## Requirement
Filter the entries, keeping every line with the word "Santa".

(Stored records)

***

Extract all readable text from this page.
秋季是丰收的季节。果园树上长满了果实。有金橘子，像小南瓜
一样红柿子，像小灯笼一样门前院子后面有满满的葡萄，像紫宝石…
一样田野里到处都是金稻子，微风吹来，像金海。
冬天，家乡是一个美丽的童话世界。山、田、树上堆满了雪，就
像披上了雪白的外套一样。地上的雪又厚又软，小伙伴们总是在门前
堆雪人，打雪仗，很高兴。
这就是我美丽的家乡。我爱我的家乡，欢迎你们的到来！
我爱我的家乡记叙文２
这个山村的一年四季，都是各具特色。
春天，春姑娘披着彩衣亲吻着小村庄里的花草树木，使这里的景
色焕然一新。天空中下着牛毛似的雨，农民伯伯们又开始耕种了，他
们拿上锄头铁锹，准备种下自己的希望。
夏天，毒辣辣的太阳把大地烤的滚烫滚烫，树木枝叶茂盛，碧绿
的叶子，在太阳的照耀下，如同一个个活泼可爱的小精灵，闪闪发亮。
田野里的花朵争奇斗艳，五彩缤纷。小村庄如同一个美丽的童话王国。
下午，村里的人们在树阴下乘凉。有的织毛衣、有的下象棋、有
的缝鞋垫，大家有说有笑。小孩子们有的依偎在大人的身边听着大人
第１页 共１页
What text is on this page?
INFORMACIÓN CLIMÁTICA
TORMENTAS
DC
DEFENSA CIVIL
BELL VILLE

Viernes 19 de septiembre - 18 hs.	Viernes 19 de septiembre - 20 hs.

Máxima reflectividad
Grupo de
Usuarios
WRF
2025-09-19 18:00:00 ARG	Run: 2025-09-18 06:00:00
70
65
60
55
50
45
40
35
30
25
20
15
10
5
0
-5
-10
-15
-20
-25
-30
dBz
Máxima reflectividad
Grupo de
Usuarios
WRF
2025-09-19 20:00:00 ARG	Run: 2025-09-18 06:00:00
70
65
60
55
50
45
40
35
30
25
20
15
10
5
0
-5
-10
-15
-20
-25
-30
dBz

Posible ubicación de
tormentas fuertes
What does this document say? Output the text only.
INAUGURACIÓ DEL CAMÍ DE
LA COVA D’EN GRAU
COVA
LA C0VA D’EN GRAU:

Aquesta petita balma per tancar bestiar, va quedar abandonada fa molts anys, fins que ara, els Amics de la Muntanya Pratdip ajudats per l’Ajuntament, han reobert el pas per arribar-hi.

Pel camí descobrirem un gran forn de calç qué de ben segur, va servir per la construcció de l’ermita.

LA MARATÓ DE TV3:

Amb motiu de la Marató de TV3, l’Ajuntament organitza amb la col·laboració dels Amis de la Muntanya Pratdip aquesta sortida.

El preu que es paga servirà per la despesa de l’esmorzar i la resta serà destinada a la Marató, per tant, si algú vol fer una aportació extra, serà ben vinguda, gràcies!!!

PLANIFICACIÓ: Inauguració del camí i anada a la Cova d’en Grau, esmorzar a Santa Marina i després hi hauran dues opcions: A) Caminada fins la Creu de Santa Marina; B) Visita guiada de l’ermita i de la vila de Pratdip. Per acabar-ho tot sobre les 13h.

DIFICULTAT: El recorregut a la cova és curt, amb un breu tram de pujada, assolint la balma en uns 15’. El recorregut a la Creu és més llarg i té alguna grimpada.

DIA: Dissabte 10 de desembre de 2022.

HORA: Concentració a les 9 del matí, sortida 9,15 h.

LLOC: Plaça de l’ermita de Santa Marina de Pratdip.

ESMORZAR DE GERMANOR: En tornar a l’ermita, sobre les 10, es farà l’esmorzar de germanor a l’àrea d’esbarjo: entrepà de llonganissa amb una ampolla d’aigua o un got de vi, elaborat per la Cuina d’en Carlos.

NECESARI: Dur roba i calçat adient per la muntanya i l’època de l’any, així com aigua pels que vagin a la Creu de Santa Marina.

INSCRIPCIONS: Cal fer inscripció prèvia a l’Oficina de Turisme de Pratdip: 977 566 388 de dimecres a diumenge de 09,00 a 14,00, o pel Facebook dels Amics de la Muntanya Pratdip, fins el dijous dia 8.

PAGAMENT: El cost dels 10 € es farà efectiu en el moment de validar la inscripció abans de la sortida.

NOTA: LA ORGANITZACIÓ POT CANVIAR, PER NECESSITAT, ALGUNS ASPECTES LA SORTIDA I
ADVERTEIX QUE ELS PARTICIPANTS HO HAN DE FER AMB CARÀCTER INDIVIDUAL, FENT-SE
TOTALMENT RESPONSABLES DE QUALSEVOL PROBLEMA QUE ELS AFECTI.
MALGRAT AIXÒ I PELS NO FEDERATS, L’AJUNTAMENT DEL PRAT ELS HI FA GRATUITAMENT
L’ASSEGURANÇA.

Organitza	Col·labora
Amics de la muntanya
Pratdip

***

## Answer to the problem
PLANIFICACIÓ: Inauguració del camí i anada a la Cova d’en Grau, esmorzar a Santa Marina i després hi hauran dues opcions: A) Caminada fins la Creu de Santa Marina; B) Visita guiada de l’ermita i de la vila de Pratdip. Per acabar-ho tot sobre les 13h.
LLOC: Plaça de l’ermita de Santa Marina de Pratdip.
NECESARI: Dur roba i calçat adient per la muntanya i l’època de l’any, així com aigua pels que vagin a la Creu de Santa Marina.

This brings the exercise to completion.